Data items
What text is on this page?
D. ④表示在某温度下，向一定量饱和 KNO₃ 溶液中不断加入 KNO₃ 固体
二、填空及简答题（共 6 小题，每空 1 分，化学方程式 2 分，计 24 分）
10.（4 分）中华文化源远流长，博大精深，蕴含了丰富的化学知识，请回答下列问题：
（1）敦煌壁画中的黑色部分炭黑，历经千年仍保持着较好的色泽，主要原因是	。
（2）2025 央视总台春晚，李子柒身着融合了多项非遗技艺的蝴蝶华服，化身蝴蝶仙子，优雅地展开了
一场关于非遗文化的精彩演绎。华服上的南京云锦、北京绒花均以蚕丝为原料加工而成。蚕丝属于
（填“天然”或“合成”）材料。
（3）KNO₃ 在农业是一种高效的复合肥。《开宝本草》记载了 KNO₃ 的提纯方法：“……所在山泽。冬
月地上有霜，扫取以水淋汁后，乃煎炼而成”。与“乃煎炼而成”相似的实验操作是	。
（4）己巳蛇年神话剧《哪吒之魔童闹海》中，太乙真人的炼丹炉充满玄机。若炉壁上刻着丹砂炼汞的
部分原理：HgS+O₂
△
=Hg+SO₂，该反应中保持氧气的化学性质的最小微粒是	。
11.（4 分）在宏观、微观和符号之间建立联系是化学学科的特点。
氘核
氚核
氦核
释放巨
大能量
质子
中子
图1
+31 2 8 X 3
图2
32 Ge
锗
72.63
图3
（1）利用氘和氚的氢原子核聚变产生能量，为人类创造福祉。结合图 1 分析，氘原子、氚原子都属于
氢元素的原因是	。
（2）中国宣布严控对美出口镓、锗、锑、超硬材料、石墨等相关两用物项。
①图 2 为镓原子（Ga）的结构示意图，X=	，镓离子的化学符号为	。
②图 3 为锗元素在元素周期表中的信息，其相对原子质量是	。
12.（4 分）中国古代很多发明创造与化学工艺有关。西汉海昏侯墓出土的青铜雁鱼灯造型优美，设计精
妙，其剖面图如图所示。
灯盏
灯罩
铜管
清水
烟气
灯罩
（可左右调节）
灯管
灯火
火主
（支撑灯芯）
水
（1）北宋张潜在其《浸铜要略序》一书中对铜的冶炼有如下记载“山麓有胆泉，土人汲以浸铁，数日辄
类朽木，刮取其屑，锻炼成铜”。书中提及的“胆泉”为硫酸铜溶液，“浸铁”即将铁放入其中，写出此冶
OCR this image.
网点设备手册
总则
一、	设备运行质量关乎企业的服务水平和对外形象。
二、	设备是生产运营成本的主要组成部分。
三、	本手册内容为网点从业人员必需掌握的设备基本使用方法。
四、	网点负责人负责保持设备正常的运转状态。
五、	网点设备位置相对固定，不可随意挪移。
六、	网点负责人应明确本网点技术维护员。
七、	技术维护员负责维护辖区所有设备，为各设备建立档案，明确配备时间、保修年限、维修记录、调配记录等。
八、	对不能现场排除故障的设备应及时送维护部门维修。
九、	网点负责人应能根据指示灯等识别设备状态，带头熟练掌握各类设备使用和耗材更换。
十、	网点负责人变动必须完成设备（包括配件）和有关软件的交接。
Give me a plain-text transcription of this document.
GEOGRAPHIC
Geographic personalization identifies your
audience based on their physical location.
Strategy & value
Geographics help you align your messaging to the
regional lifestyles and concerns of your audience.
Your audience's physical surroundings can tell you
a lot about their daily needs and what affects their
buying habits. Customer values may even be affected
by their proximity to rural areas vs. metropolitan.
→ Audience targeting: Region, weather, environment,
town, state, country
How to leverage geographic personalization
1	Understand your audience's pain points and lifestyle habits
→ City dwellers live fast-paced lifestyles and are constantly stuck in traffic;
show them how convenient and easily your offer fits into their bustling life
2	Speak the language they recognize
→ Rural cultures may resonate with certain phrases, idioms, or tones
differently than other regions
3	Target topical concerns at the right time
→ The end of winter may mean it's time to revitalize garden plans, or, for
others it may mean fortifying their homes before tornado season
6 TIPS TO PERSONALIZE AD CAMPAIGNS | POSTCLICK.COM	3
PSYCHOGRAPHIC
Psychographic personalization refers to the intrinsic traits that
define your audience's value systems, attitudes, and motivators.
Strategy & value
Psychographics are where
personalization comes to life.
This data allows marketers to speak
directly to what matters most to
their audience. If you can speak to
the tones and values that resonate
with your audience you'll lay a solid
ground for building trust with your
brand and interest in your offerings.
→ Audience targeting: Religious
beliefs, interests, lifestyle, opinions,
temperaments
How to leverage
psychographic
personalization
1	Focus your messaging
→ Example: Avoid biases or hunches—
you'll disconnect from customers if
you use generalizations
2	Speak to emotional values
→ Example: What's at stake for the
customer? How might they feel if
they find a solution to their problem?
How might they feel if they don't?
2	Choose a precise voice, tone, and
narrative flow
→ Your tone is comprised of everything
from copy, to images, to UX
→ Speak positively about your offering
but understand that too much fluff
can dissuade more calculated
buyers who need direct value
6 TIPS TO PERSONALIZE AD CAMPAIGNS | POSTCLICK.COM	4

PROBLEM DESCRIPTION:
Print out every entry, keeping each one exact.

FULL OUTPUT:
What text is on this page?
D. ④表示在某温度下，向一定量饱和 KNO₃ 溶液中不断加入 KNO₃ 固体
二、填空及简答题（共 6 小题，每空 1 分，化学方程式 2 分，计 24 分）
10.（4 分）中华文化源远流长，博大精深，蕴含了丰富的化学知识，请回答下列问题：
（1）敦煌壁画中的黑色部分炭黑，历经千年仍保持着较好的色泽，主要原因是	。
（2）2025 央视总台春晚，李子柒身着融合了多项非遗技艺的蝴蝶华服，化身蝴蝶仙子，优雅地展开了
一场关于非遗文化的精彩演绎。华服上的南京云锦、北京绒花均以蚕丝为原料加工而成。蚕丝属于
（填“天然”或“合成”）材料。
（3）KNO₃ 在农业是一种高效的复合肥。《开宝本草》记载了 KNO₃ 的提纯方法：“……所在山泽。冬
月地上有霜，扫取以水淋汁后，乃煎炼而成”。与“乃煎炼而成”相似的实验操作是	。
（4）己巳蛇年神话剧《哪吒之魔童闹海》中，太乙真人的炼丹炉充满玄机。若炉壁上刻着丹砂炼汞的
部分原理：HgS+O₂
△
=Hg+SO₂，该反应中保持氧气的化学性质的最小微粒是	。
11.（4 分）在宏观、微观和符号之间建立联系是化学学科的特点。
氘核
氚核
氦核
释放巨
大能量
质子
中子
图1
+31 2 8 X 3
图2
32 Ge
锗
72.63
图3
（1）利用氘和氚的氢原子核聚变产生能量，为人类创造福祉。结合图 1 分析，氘原子、氚原子都属于
氢元素的原因是	。
（2）中国宣布严控对美出口镓、锗、锑、超硬材料、石墨等相关两用物项。
①图 2 为镓原子（Ga）的结构示意图，X=	，镓离子的化学符号为	。
②图 3 为锗元素在元素周期表中的信息，其相对原子质量是	。
12.（4 分）中国古代很多发明创造与化学工艺有关。西汉海昏侯墓出土的青铜雁鱼灯造型优美，设计精
妙，其剖面图如图所示。
灯盏
灯罩
铜管
清水
烟气
灯罩
（可左右调节）
灯管
灯火
火主
（支撑灯芯）
水
（1）北宋张潜在其《浸铜要略序》一书中对铜的冶炼有如下记载“山麓有胆泉，土人汲以浸铁，数日辄
类朽木，刮取其屑，锻炼成铜”。书中提及的“胆泉”为硫酸铜溶液，“浸铁”即将铁放入其中，写出此冶
OCR this image.
网点设备手册
总则
一、	设备运行质量关乎企业的服务水平和对外形象。
二、	设备是生产运营成本的主要组成部分。
三、	本手册内容为网点从业人员必需掌握的设备基本使用方法。
四、	网点负责人负责保持设备正常的运转状态。
五、	网点设备位置相对固定，不可随意挪移。
六、	网点负责人应明确本网点技术维护员。
七、	技术维护员负责维护辖区所有设备，为各设备建立档案，明确配备时间、保修年限、维修记录、调配记录等。
八、	对不能现场排除故障的设备应及时送维护部门维修。
九、	网点负责人应能根据指示灯等识别设备状态，带头熟练掌握各类设备使用和耗材更换。
十、	网点负责人变动必须完成设备（包括配件）和有关软件的交接。
Give me a plain-text transcription of this document.
GEOGRAPHIC
Geographic personalization identifies your
audience based on their physical location.
Strategy & value
Geographics help you align your messaging to the
regional lifestyles and concerns of your audience.
Your audience's physical surroundings can tell you
a lot about their daily needs and what affects their
buying habits. Customer values may even be affected
by their proximity to rural areas vs. metropolitan.
→ Audience targeting: Region, weather, environment,
town, state, country
How to leverage geographic personalization
1	Understand your audience's pain points and lifestyle habits
→ City dwellers live fast-paced lifestyles and are constantly stuck in traffic;
show them how convenient and easily your offer fits into their bustling life
2	Speak the language they recognize
→ Rural cultures may resonate with certain phrases, idioms, or tones
differently than other regions
3	Target topical concerns at the right time
→ The end of winter may mean it's time to revitalize garden plans, or, for
others it may mean fortifying their homes before tornado season
6 TIPS TO PERSONALIZE AD CAMPAIGNS | POSTCLICK.COM	3
PSYCHOGRAPHIC
Psychographic personalization refers to the intrinsic traits that
define your audience's value systems, attitudes, and motivators.
Strategy & value
Psychographics are where
personalization comes to life.
This data allows marketers to speak
directly to what matters most to
their audience. If you can speak to
the tones and values that resonate
with your audience you'll lay a solid
ground for building trust with your
brand and interest in your offerings.
→ Audience targeting: Religious
beliefs, interests, lifestyle, opinions,
temperaments
How to leverage
psychographic
personalization
1	Focus your messaging
→ Example: Avoid biases or hunches—
you'll disconnect from customers if
you use generalizations
2	Speak to emotional values
→ Example: What's at stake for the
customer? How might they feel if
they find a solution to their problem?
How might they feel if they don't?
2	Choose a precise voice, tone, and
narrative flow
→ Your tone is comprised of everything
from copy, to images, to UX
→ Speak positively about your offering
but understand that too much fluff
can dissuade more calculated
buyers who need direct value
6 TIPS TO PERSONALIZE AD CAMPAIGNS | POSTCLICK.COM	4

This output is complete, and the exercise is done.